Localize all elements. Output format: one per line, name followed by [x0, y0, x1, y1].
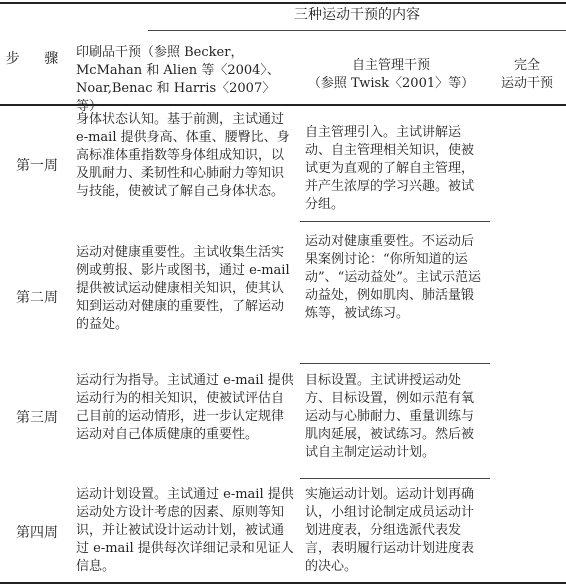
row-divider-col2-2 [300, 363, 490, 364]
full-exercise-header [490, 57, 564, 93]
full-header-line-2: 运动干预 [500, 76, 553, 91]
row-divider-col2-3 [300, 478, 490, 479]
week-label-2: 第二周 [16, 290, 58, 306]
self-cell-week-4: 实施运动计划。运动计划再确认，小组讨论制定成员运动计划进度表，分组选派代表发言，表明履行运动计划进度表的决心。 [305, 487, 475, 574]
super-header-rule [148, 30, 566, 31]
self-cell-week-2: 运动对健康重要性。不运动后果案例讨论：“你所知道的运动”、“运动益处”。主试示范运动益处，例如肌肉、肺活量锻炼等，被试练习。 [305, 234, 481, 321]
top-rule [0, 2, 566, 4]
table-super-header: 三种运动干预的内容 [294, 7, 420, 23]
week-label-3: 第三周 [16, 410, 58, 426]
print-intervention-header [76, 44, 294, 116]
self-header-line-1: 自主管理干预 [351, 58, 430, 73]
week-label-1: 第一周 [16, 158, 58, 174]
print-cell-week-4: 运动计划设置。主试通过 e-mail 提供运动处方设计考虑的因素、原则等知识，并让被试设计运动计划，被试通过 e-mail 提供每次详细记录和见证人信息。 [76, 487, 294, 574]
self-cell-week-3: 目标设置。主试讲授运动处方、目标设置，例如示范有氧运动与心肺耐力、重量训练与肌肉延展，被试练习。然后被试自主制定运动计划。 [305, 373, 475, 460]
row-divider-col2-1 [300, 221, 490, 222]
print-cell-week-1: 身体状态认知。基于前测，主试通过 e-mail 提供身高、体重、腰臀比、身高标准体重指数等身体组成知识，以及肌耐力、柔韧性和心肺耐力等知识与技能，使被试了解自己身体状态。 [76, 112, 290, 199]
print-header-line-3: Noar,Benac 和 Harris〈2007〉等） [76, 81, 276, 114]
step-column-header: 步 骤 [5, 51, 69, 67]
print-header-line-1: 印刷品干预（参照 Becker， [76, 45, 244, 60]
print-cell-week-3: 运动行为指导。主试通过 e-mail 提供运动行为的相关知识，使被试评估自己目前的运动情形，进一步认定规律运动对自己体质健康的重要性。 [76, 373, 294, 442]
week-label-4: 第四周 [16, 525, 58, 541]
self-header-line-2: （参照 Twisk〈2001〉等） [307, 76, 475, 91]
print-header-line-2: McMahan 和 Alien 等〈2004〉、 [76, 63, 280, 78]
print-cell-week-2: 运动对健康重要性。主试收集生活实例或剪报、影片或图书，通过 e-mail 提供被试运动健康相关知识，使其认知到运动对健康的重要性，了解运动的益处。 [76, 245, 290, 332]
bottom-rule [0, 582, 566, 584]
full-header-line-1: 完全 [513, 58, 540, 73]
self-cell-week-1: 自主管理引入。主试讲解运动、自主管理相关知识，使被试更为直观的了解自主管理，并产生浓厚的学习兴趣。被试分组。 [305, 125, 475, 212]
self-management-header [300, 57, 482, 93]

══════════════════════════════

● **Aim**
Write out every row above line for line with no changes, leaving out the picture.

● **Response to the task**
Localize all elements. Output format: one per line, name followed by [x0, y0, x1, y1].
row-divider-col2-2 [300, 363, 490, 364]
full-exercise-header [490, 57, 564, 93]
full-header-line-2: 运动干预 [500, 76, 553, 91]
row-divider-col2-3 [300, 478, 490, 479]
week-label-2: 第二周 [16, 290, 58, 306]
self-cell-week-4: 实施运动计划。运动计划再确认，小组讨论制定成员运动计划进度表，分组选派代表发言，表明履行运动计划进度表的决心。 [305, 487, 475, 574]
super-header-rule [148, 30, 566, 31]
self-cell-week-2: 运动对健康重要性。不运动后果案例讨论：“你所知道的运动”、“运动益处”。主试示范运动益处，例如肌肉、肺活量锻炼等，被试练习。 [305, 234, 481, 321]
top-rule [0, 2, 566, 4]
table-super-header: 三种运动干预的内容 [294, 7, 420, 23]
week-label-3: 第三周 [16, 410, 58, 426]
print-intervention-header [76, 44, 294, 116]
self-header-line-1: 自主管理干预 [351, 58, 430, 73]
week-label-1: 第一周 [16, 158, 58, 174]
print-cell-week-4: 运动计划设置。主试通过 e-mail 提供运动处方设计考虑的因素、原则等知识，并让被试设计运动计划，被试通过 e-mail 提供每次详细记录和见证人信息。 [76, 487, 294, 574]
self-cell-week-3: 目标设置。主试讲授运动处方、目标设置，例如示范有氧运动与心肺耐力、重量训练与肌肉延展，被试练习。然后被试自主制定运动计划。 [305, 373, 475, 460]
row-divider-col2-1 [300, 221, 490, 222]
print-cell-week-1: 身体状态认知。基于前测，主试通过 e-mail 提供身高、体重、腰臀比、身高标准体重指数等身体组成知识，以及肌耐力、柔韧性和心肺耐力等知识与技能，使被试了解自己身体状态。 [76, 112, 290, 199]
print-header-line-3: Noar,Benac 和 Harris〈2007〉等） [76, 81, 276, 114]
step-column-header: 步 骤 [5, 51, 69, 67]
print-header-line-1: 印刷品干预（参照 Becker， [76, 45, 244, 60]
print-cell-week-3: 运动行为指导。主试通过 e-mail 提供运动行为的相关知识，使被试评估自己目前的运动情形，进一步认定规律运动对自己体质健康的重要性。 [76, 373, 294, 442]
week-label-4: 第四周 [16, 525, 58, 541]
self-header-line-2: （参照 Twisk〈2001〉等） [307, 76, 475, 91]
print-header-line-2: McMahan 和 Alien 等〈2004〉、 [76, 63, 280, 78]
print-cell-week-2: 运动对健康重要性。主试收集生活实例或剪报、影片或图书，通过 e-mail 提供被试运动健康相关知识，使其认知到运动对健康的重要性，了解运动的益处。 [76, 245, 290, 332]
bottom-rule [0, 582, 566, 584]
full-header-line-1: 完全 [513, 58, 540, 73]
self-cell-week-1: 自主管理引入。主试讲解运动、自主管理相关知识，使被试更为直观的了解自主管理，并产生浓厚的学习兴趣。被试分组。 [305, 125, 475, 212]
self-management-header [300, 57, 482, 93]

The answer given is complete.